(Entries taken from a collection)
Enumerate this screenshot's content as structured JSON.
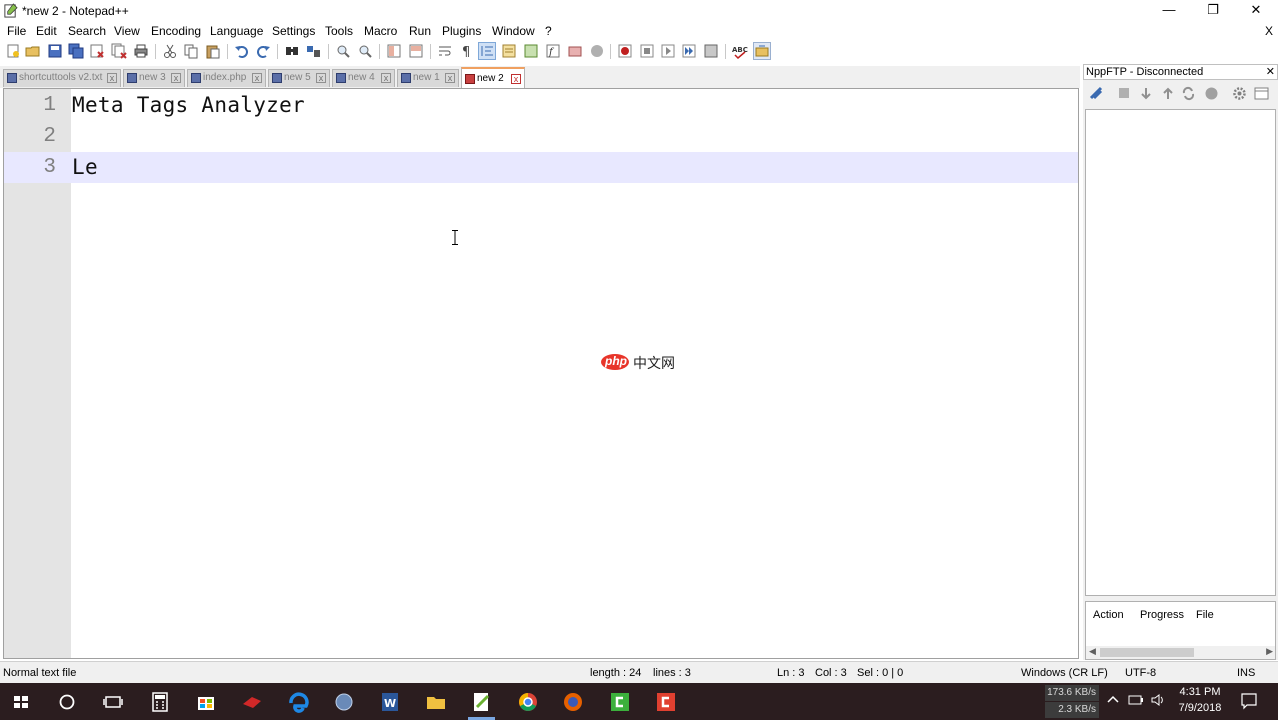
{
  "window": {
    "title": "*new 2 - Notepad++",
    "controls": {
      "minimize": "—",
      "maximize": "❐",
      "close": "✕"
    }
  },
  "menu": {
    "items": [
      "File",
      "Edit",
      "Search",
      "View",
      "Encoding",
      "Language",
      "Settings",
      "Tools",
      "Macro",
      "Run",
      "Plugins",
      "Window",
      "?"
    ],
    "close_doc": "X"
  },
  "tabs": [
    {
      "label": "shortcuttools v2.txt",
      "active": false
    },
    {
      "label": "new 3",
      "active": false
    },
    {
      "label": "index.php",
      "active": false
    },
    {
      "label": "new 5",
      "active": false
    },
    {
      "label": "new 4",
      "active": false
    },
    {
      "label": "new 1",
      "active": false
    },
    {
      "label": "new 2",
      "active": true
    }
  ],
  "editor": {
    "lines": [
      {
        "num": "1",
        "text": "Meta Tags Analyzer"
      },
      {
        "num": "2",
        "text": ""
      },
      {
        "num": "3",
        "text": "Le"
      }
    ],
    "current_line": 3,
    "colors": {
      "gutter": "#e4e4e4",
      "current_line": "#e8e8ff"
    }
  },
  "watermark": {
    "latin": "php",
    "cjk": "中文网"
  },
  "ftp": {
    "title": "NppFTP - Disconnected",
    "close": "✕",
    "queue_headers": [
      "Action",
      "Progress",
      "File"
    ]
  },
  "status": {
    "file_type": "Normal text file",
    "length": "length : 24",
    "lines": "lines : 3",
    "ln": "Ln : 3",
    "col": "Col : 3",
    "sel": "Sel : 0 | 0",
    "eol": "Windows (CR LF)",
    "encoding": "UTF-8",
    "mode": "INS"
  },
  "taskbar": {
    "net_down": "173.6 KB/s",
    "net_up": "2.3 KB/s",
    "time": "4:31 PM",
    "date": "7/9/2018"
  }
}
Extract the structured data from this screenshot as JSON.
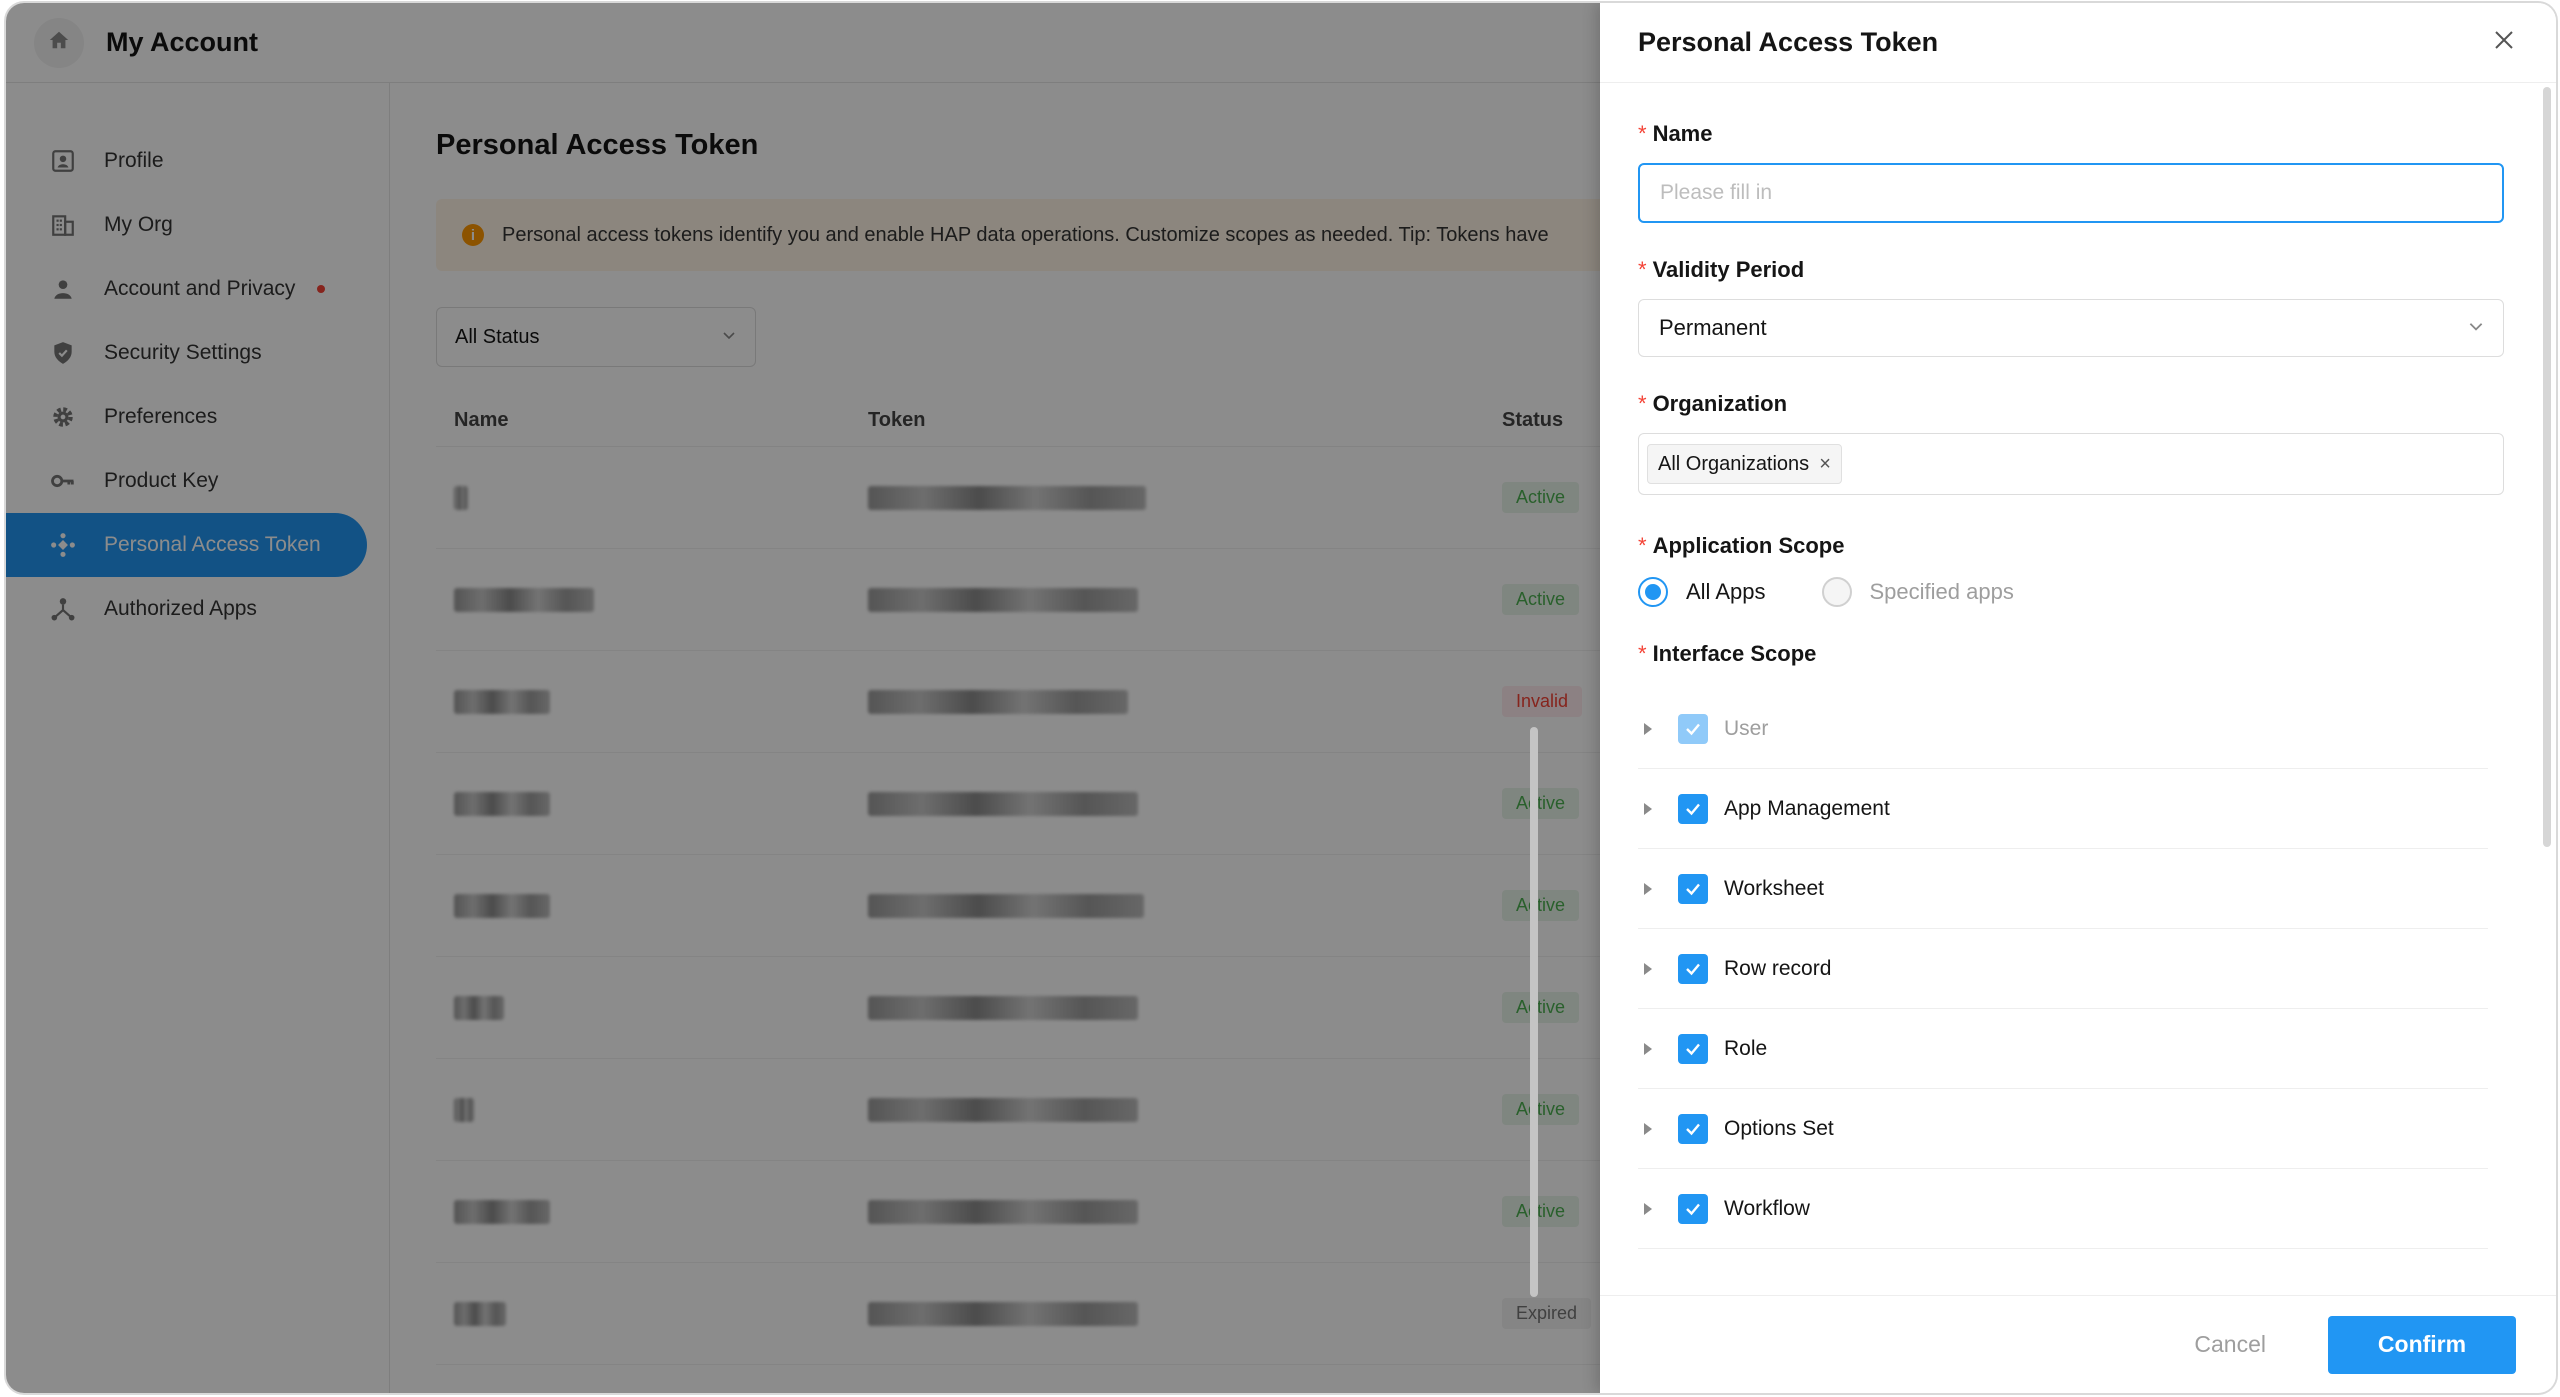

§ **EXERCISE DIRECTIONS**:
Make a word-for-word copy of the entries, without any pictures.

§ **SOLUTION**:
Enumerate this screenshot's content as structured JSON.
{
  "window": {
    "title": "*new 2 - Notepad++",
    "controls": {
      "minimize": "—",
      "maximize": "❐",
      "close": "✕"
    }
  },
  "menu": {
    "items": [
      "File",
      "Edit",
      "Search",
      "View",
      "Encoding",
      "Language",
      "Settings",
      "Tools",
      "Macro",
      "Run",
      "Plugins",
      "Window",
      "?"
    ],
    "close_doc": "X"
  },
  "tabs": [
    {
      "label": "shortcuttools v2.txt",
      "active": false
    },
    {
      "label": "new 3",
      "active": false
    },
    {
      "label": "index.php",
      "active": false
    },
    {
      "label": "new 5",
      "active": false
    },
    {
      "label": "new 4",
      "active": false
    },
    {
      "label": "new 1",
      "active": false
    },
    {
      "label": "new 2",
      "active": true
    }
  ],
  "editor": {
    "lines": [
      {
        "num": "1",
        "text": "Meta Tags Analyzer"
      },
      {
        "num": "2",
        "text": ""
      },
      {
        "num": "3",
        "text": "Le"
      }
    ],
    "current_line": 3,
    "colors": {
      "gutter": "#e4e4e4",
      "current_line": "#e8e8ff"
    }
  },
  "watermark": {
    "latin": "php",
    "cjk": "中文网"
  },
  "ftp": {
    "title": "NppFTP - Disconnected",
    "close": "✕",
    "queue_headers": [
      "Action",
      "Progress",
      "File"
    ]
  },
  "status": {
    "file_type": "Normal text file",
    "length": "length : 24",
    "lines": "lines : 3",
    "ln": "Ln : 3",
    "col": "Col : 3",
    "sel": "Sel : 0 | 0",
    "eol": "Windows (CR LF)",
    "encoding": "UTF-8",
    "mode": "INS"
  },
  "taskbar": {
    "net_down": "173.6 KB/s",
    "net_up": "2.3 KB/s",
    "time": "4:31 PM",
    "date": "7/9/2018"
  }
}
Extract the structured data from this screenshot as JSON.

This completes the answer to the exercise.